* _Task_
Look for the string "您在玩手机游戏时" and copy every line that has it.
• • • •
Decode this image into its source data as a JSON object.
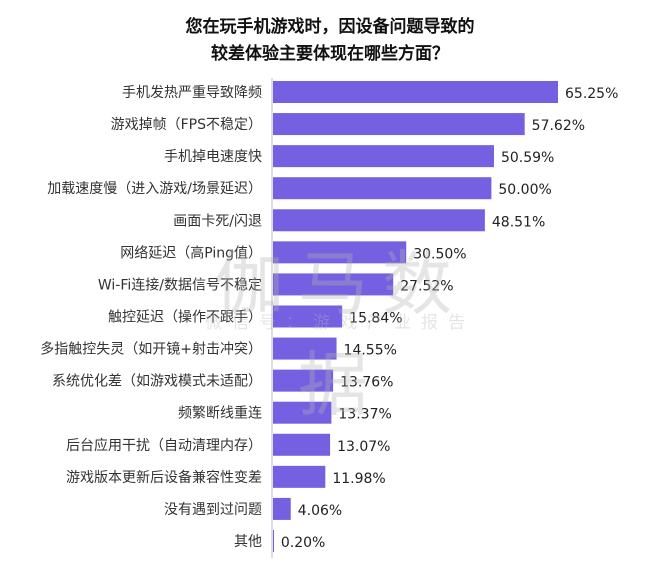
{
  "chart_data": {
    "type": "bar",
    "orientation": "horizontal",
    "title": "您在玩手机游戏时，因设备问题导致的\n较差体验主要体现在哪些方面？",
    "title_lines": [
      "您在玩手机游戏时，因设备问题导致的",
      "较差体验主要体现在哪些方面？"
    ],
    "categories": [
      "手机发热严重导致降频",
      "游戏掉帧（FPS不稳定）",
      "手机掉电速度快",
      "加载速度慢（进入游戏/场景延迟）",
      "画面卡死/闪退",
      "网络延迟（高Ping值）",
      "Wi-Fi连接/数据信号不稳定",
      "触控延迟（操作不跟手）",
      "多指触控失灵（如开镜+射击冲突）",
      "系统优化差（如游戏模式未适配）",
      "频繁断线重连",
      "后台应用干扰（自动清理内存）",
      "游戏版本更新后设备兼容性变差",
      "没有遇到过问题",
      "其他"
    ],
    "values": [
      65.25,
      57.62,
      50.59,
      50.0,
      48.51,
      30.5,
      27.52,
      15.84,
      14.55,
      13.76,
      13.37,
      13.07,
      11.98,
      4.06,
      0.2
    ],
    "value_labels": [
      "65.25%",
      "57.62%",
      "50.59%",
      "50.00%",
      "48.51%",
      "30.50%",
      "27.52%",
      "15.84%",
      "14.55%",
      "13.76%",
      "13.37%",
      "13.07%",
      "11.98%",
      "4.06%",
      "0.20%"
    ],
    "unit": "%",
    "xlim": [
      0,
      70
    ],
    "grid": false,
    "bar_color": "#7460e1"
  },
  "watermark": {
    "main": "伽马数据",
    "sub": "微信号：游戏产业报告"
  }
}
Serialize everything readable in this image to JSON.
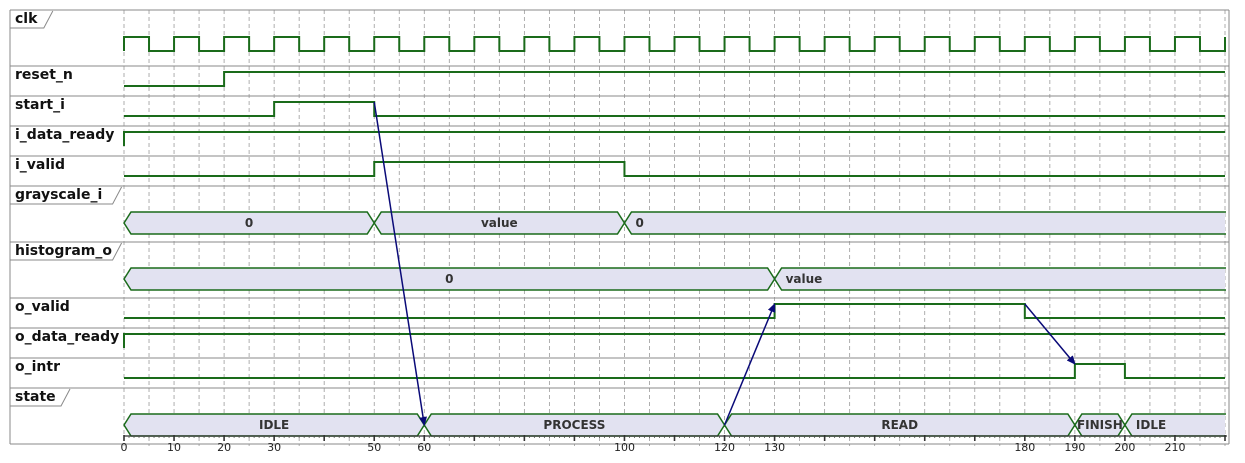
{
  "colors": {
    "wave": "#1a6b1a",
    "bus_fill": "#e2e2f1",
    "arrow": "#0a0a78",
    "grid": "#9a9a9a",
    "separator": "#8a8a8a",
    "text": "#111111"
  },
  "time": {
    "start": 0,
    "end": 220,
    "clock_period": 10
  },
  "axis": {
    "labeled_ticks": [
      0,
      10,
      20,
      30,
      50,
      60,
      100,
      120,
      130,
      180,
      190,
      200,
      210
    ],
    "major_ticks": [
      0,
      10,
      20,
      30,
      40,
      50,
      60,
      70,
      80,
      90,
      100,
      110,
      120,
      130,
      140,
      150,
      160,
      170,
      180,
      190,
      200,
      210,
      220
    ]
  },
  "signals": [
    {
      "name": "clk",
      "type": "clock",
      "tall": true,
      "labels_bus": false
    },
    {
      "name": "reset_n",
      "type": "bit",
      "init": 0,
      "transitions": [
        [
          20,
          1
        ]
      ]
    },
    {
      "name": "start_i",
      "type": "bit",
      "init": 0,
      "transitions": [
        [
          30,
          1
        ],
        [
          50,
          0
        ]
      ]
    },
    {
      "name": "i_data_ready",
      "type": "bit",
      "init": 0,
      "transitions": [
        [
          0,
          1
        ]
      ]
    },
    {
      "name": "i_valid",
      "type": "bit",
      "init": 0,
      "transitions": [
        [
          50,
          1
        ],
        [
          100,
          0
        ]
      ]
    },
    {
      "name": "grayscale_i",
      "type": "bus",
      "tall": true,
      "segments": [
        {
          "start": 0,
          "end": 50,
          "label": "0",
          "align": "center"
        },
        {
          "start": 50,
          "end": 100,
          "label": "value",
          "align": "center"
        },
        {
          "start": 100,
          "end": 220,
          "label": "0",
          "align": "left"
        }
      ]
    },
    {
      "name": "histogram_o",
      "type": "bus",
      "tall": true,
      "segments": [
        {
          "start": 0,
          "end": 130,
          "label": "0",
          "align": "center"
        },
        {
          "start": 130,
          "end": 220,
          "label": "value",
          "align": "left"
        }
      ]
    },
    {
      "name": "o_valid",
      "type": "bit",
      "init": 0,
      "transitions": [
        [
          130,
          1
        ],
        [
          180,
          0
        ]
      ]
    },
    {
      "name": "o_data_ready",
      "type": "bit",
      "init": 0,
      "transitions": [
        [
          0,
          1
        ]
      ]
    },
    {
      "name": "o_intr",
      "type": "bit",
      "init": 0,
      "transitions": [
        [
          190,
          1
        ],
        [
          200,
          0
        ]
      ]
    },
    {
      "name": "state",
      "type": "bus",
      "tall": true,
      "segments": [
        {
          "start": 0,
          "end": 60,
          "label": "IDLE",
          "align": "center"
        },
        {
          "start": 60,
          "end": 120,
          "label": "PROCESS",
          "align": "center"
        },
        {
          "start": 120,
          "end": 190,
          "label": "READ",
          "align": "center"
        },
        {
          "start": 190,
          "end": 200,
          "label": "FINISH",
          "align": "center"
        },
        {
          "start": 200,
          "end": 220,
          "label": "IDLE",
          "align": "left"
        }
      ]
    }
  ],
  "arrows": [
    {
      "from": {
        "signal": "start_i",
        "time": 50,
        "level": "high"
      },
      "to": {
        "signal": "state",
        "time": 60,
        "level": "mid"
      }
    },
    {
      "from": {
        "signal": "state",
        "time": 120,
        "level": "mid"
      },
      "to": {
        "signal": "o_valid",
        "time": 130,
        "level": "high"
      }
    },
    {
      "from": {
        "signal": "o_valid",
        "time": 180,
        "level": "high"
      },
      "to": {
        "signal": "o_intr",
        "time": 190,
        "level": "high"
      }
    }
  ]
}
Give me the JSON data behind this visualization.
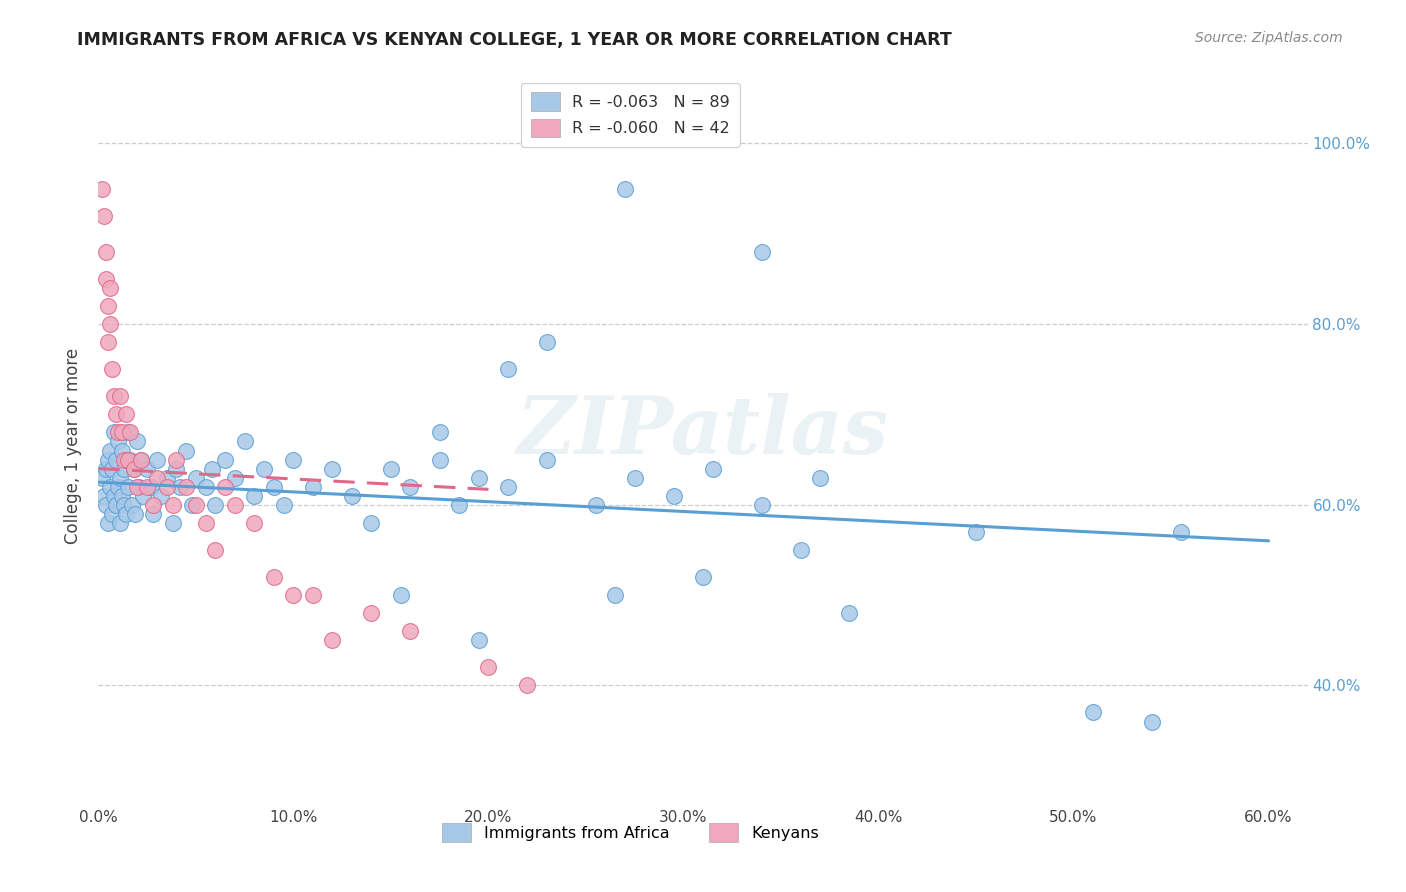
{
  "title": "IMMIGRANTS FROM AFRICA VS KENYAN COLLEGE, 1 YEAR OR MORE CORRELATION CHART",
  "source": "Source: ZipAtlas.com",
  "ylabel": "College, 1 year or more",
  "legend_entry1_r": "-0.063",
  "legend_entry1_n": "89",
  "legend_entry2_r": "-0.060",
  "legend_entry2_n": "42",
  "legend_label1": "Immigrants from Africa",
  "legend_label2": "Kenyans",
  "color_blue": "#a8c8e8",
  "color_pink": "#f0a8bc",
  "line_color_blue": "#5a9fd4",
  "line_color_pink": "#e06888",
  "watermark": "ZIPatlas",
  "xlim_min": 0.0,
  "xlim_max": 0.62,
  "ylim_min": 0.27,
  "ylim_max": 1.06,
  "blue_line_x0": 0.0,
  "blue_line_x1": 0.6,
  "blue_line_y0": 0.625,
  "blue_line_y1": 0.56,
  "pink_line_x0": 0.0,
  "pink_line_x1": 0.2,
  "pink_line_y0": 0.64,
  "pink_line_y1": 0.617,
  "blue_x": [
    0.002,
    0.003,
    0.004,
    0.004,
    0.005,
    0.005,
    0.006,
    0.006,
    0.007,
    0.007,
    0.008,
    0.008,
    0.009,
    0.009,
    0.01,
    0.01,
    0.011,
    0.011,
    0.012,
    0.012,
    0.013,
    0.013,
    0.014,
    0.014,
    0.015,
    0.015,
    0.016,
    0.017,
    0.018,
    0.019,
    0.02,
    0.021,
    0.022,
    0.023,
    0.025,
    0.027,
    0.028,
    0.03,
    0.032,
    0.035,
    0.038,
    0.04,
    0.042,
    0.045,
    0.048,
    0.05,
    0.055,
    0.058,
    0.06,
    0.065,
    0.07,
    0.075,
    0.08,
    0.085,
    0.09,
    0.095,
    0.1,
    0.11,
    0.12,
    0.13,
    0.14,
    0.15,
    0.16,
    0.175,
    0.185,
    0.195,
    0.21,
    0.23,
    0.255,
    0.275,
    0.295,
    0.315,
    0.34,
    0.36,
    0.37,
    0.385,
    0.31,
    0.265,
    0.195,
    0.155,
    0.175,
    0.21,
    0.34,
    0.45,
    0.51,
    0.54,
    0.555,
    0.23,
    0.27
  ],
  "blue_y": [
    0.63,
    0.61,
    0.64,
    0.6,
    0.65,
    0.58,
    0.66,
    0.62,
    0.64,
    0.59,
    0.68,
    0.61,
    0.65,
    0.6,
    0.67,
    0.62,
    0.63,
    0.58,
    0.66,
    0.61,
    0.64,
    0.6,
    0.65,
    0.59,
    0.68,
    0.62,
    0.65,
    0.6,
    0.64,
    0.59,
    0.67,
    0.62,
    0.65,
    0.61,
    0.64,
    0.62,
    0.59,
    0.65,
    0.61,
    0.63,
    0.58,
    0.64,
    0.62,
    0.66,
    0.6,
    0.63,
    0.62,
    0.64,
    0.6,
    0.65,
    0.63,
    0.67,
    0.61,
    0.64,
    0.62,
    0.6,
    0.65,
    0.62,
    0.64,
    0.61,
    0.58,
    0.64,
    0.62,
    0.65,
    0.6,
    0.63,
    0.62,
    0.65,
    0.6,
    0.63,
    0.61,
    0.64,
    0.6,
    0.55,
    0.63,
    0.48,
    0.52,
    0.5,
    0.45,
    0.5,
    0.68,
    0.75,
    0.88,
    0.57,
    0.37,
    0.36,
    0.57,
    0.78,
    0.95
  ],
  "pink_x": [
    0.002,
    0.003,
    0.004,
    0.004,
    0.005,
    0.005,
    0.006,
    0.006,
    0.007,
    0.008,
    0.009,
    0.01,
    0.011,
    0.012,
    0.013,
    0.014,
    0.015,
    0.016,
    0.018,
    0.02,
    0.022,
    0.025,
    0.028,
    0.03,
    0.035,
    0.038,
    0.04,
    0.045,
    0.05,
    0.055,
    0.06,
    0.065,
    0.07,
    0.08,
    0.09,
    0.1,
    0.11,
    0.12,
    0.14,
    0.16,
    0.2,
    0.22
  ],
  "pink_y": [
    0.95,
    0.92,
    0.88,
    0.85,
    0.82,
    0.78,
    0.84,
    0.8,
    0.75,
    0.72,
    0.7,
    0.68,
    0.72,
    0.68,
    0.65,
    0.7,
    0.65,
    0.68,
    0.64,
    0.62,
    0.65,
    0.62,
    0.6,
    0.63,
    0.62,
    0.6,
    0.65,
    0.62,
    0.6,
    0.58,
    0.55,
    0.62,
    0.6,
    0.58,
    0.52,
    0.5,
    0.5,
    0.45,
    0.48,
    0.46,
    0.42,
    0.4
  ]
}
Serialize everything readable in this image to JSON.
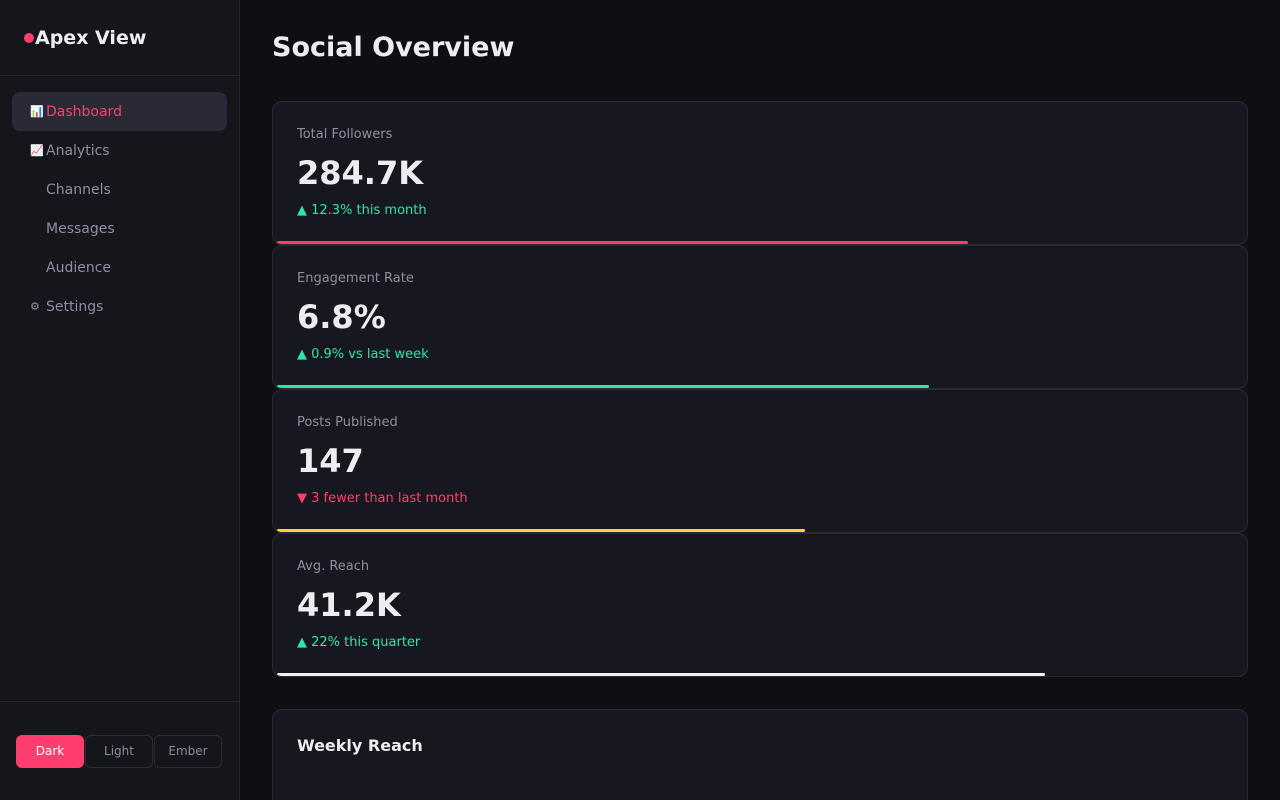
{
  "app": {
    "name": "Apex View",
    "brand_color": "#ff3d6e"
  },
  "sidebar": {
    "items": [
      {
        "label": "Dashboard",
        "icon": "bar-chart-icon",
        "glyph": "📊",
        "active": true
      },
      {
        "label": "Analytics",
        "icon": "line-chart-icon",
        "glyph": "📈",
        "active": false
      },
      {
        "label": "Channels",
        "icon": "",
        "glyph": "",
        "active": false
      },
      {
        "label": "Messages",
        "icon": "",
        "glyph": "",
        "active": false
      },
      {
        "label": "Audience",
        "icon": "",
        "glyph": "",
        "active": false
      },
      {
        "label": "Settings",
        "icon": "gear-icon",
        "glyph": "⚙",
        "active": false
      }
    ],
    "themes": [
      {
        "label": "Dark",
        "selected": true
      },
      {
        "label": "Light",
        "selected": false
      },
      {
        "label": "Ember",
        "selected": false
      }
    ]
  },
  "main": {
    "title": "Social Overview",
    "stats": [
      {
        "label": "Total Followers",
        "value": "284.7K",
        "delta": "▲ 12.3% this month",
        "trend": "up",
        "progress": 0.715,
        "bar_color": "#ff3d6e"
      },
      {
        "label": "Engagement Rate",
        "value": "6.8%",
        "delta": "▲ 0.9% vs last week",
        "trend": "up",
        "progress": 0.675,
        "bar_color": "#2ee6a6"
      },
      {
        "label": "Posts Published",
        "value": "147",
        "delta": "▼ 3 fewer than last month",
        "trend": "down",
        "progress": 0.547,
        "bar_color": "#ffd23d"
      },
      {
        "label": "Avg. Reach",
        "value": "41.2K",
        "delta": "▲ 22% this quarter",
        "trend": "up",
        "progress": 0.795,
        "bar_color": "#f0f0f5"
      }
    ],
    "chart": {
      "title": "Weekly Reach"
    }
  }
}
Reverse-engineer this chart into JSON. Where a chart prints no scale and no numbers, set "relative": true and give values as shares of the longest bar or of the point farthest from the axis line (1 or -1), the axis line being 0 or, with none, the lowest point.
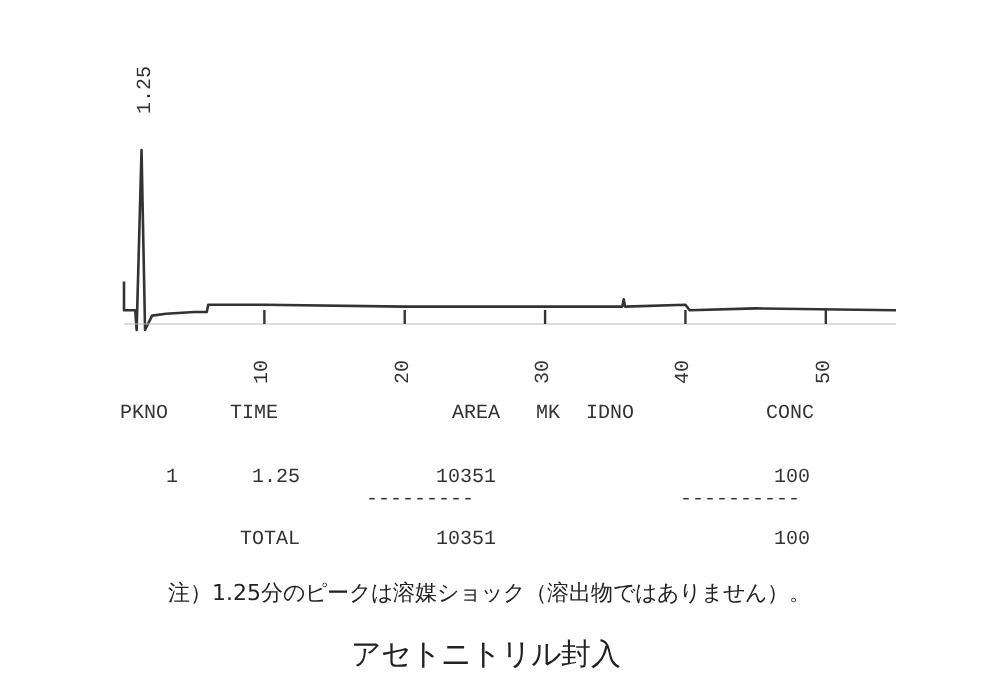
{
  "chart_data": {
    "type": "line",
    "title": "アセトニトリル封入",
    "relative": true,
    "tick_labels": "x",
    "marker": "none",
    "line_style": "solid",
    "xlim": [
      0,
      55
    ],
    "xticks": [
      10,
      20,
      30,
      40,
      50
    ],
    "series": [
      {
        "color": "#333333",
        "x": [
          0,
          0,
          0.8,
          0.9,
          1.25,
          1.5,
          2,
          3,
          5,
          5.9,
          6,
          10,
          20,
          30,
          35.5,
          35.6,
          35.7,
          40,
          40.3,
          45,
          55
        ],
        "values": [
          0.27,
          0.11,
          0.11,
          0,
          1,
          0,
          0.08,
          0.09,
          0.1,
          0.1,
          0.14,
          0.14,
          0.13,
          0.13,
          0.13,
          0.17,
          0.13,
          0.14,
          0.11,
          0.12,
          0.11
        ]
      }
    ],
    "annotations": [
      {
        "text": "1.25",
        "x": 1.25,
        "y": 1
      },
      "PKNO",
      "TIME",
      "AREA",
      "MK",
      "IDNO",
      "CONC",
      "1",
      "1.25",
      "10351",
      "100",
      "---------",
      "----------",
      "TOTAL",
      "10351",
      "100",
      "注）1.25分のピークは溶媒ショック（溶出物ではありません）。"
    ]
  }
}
• • • •
* _Task answer_
    "title": "您在玩手机游戏时，因设备问题导致的\n较差体验主要体现在哪些方面？",
      "您在玩手机游戏时，因设备问题导致的",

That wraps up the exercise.